### What is being asked
Of the lines in the listing, how many include the string "江南城区"? Write the number and nothing else.

### Data provided
** BEGIN **
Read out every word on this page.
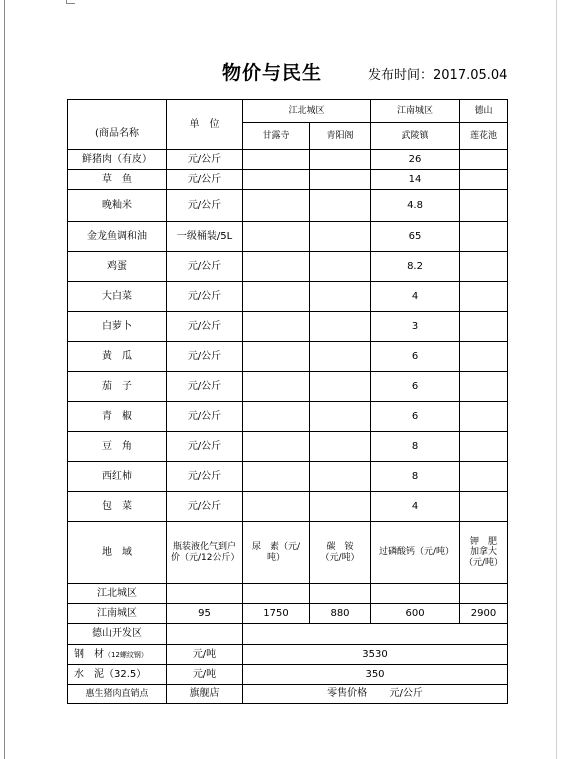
物价与民生	发布时间：2017.05.04
(商品名称	单　位	江北城区		江南城区	德山
		甘露寺	青阳阁	武陵镇	莲花池
鲜猪肉（有皮）	元/公斤			26	
草　鱼	元/公斤			14	
晚籼米	元/公斤			4.8	
金龙鱼调和油	一级桶装/5L			65	
鸡蛋	元/公斤			8.2	
大白菜	元/公斤			4	
白萝卜	元/公斤			3	
黄　瓜	元/公斤			6	
茄　子	元/公斤			6	
青　椒	元/公斤			6	
豆　角	元/公斤			8	
西红柿	元/公斤			8	
包　菜	元/公斤			4	
地　域	瓶装液化气到户价（元/12公斤）	尿　素（元/吨）	碳　铵（元/吨）	过磷酸钙（元/吨）	钾　肥
加拿大
（元/吨）

江北城区					
江南城区	95	1750	880	600	2900
德山开发区					
钢　材（12螺纹钢）	元/吨	3530			
水　泥（32.5）	元/吨	350			
惠生猪肉直销点	旗舰店	零售价格 元/公斤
** END **
### Written response
2